Instruction A:
Rewrite the Scotty Bowman story between "In 1967, the" and "Louis in 1976.", inclusive, replacing "hockey game" with "hockey match".
Instruction B:
According to the Scotty Bowman story, who wrote the Sports Illustrated article from June 29, 1998 that named Bowman the best coach/manager ever in a major professional sport?

Story of the Week


    In 1967, the NHL expanded from the traditional six teams to 12 teams. The St. Louis Blues was one of those teams, as was the L.A. Kings. I was living in St. Louis at the time. I had never been to a hockey game, nor was I a hockey fan. I was offered tickets to go to a Blues game throughout the season, and I declined. 

    I finally succumbed and went to a ‘67-’68 playoff game. I was hooked. The very next day, I purchased two season tickets, and owned them until I moved away from St. Louis in 1976.

    The Blues’ coach was a very young Scotty Bowman. It was his first stint as head coach in the NHL. Little did I dream at the time that Bowman would become the most successful coach in NHL history.

    The fact is that he is the greatest coach/manager ever in any major pro sport, this according to Sports Illustrated. The latter mixed various criteria into the equation, some of which were number of seasons as a pro coach/manager, number of winning seasons, number of victories in regular season, number of victories in post-season, winning %, and number of league championships. The minimum number of seasons for a coach/manager to qualify for consideration was 10. The list of pro coaches/managers under consideration in all major sports was endless.     

    In an article printed on June 29, 1998, Michael Farber of Sports Illustrated proclaimed Scotty Bowman the best coach/manager ever in a major professional sport.

    Scotty Bowman has instant credibility with whatever strategies he incorporates. Why not? Going into this 2001 season, Bowman had compiled 1193 regular season wins and 200 playoff victories as a head coach in the NHL. He has won eight Stanley Cups, including two with his present team, the Detroit Red Wings. He has a good chance to win his ninth Stanley Cup this season.

    He is a brilliant hockey strategist. He is a workaholic. He loves the game. And although he is now 68 years old, and has talked about retirement, only health reasons will, in my opinion, ever cause Bowman to leave coaching.

(Excerpt from a dataset)
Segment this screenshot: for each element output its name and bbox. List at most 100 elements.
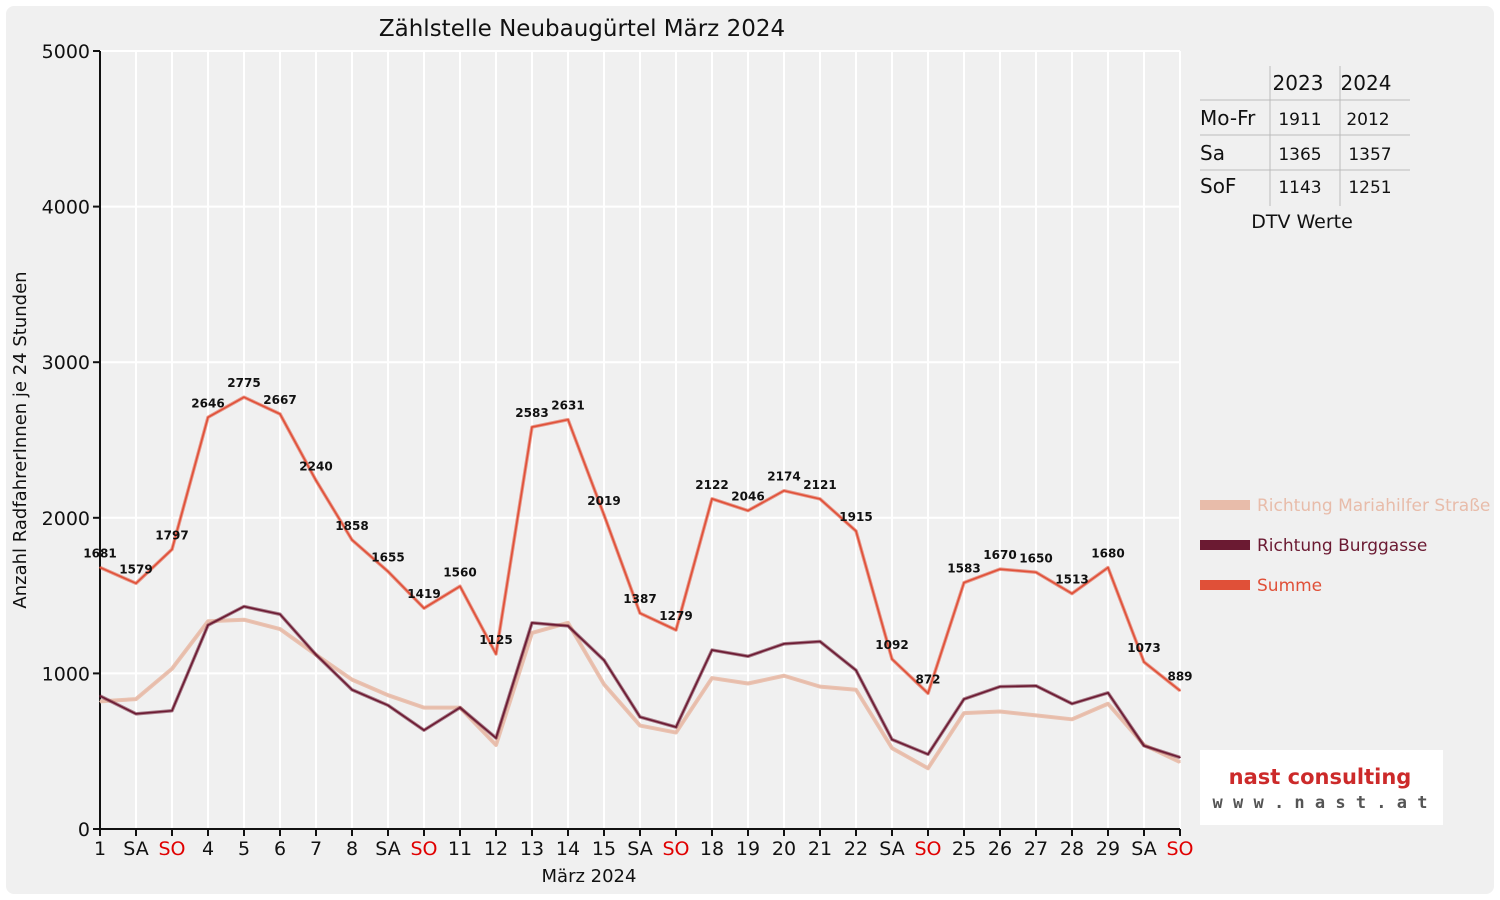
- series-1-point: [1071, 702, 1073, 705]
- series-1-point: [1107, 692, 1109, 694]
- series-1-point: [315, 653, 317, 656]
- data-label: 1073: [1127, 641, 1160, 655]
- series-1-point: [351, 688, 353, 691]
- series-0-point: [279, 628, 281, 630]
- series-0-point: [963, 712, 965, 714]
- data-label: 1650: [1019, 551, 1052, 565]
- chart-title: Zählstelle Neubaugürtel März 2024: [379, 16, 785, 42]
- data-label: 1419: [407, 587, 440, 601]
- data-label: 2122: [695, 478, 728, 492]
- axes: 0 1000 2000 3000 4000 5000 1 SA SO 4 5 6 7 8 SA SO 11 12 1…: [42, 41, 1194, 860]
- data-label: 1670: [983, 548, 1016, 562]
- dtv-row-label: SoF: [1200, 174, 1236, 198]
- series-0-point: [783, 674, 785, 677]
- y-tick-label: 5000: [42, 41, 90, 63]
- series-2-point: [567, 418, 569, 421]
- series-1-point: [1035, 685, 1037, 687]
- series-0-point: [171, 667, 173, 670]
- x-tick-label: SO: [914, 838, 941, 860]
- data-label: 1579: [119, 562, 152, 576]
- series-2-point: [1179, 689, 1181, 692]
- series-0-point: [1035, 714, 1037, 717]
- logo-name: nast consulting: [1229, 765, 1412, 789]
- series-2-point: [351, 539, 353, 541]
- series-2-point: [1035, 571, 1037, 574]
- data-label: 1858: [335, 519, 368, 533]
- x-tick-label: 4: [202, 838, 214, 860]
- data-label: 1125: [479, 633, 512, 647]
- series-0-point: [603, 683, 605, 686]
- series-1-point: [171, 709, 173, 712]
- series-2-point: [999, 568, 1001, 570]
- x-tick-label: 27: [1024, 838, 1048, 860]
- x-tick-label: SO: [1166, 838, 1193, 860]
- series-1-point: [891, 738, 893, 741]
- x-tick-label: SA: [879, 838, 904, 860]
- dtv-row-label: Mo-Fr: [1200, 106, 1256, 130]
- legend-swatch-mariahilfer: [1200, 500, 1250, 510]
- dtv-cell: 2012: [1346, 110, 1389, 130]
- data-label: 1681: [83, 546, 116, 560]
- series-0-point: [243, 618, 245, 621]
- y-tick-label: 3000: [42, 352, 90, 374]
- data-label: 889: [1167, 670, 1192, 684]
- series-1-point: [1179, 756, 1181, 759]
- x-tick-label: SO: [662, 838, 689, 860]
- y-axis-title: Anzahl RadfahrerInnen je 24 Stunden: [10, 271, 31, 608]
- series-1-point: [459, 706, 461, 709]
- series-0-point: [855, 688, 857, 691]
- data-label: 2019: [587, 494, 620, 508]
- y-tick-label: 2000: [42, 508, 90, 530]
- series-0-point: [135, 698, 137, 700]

Right answer A:
In 1967, the NHL expanded from the traditional six teams to 12 teams. The St. Louis Blues was one of those teams, as was the L.A. Kings. I was living in St. Louis at the time. I had never been to a hockey match, nor was I a hockey fan. I was offered tickets to go to a Blues game throughout the season, and I declined. 

    I finally succumbed and went to a ‘67-’68 playoff game. I was hooked. The very next day, I purchased two season tickets, and owned them until I moved away from St. Louis in 1976.

Right answer B:
Michael Farber